*Listing*
>> begin
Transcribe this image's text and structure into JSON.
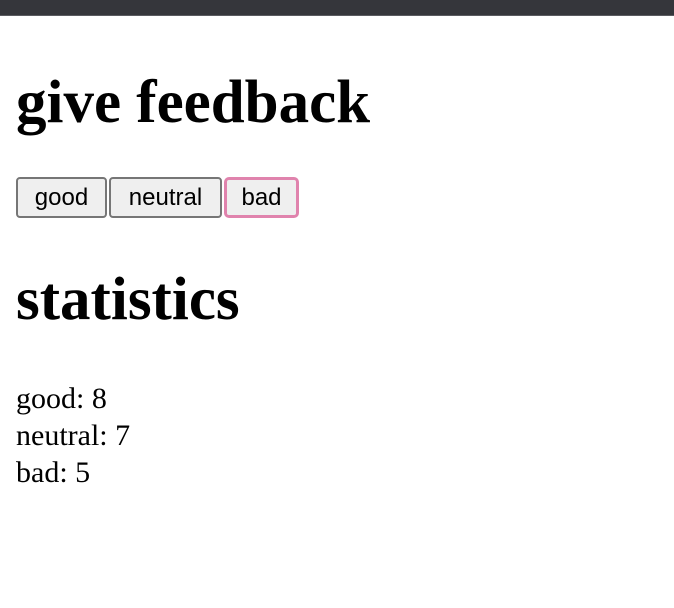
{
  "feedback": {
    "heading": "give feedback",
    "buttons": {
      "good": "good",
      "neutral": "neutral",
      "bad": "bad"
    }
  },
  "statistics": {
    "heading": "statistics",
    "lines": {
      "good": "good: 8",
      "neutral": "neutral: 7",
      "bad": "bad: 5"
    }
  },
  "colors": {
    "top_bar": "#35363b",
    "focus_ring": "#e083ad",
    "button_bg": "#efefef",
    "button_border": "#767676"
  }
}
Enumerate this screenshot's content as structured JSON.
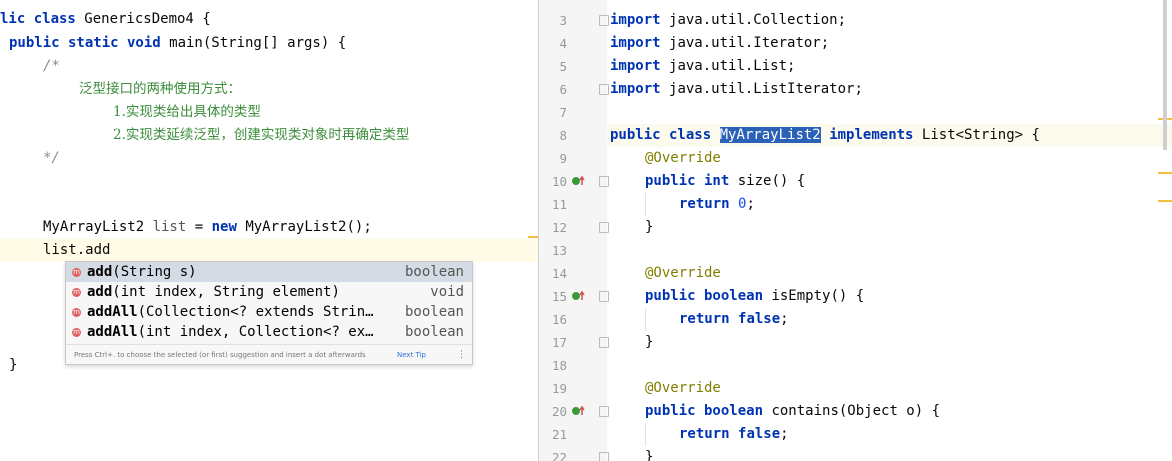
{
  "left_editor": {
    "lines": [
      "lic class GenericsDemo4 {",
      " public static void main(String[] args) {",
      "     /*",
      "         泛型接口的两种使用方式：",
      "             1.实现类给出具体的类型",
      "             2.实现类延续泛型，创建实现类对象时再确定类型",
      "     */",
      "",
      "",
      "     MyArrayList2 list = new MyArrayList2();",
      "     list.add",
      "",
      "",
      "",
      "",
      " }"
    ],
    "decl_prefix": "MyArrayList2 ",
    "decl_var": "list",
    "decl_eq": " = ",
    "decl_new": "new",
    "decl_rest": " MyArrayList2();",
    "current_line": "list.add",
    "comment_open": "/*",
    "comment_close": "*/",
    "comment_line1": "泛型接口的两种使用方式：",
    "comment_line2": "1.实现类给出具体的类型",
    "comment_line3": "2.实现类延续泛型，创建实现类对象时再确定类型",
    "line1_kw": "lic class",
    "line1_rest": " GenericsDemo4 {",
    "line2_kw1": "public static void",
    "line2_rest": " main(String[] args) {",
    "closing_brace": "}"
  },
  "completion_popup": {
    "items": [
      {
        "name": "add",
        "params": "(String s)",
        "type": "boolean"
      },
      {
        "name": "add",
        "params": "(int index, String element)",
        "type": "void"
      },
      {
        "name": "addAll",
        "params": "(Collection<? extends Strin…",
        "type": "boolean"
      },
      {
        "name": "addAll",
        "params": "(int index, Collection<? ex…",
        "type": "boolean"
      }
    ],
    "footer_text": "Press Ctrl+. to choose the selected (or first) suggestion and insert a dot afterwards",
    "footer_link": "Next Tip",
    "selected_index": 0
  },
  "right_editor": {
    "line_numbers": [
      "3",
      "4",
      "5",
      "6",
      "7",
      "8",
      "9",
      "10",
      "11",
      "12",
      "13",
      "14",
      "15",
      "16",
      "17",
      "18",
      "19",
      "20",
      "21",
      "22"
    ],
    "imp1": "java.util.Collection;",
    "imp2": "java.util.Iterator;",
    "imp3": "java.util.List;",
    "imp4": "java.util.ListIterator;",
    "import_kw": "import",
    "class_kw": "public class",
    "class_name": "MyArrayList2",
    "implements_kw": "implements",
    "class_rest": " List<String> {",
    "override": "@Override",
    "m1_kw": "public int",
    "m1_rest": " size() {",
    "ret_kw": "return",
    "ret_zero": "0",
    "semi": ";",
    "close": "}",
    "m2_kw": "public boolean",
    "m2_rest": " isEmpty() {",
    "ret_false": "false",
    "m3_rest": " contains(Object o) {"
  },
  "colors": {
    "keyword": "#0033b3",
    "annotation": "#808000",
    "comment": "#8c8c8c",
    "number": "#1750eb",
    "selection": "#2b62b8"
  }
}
>> end
*Brief*
Find all lines where the word "JSON" appears. Copy them.

*Solution to this problem*
Transcribe this image's text and structure into JSON.
Enumerate this screenshot's content as structured JSON.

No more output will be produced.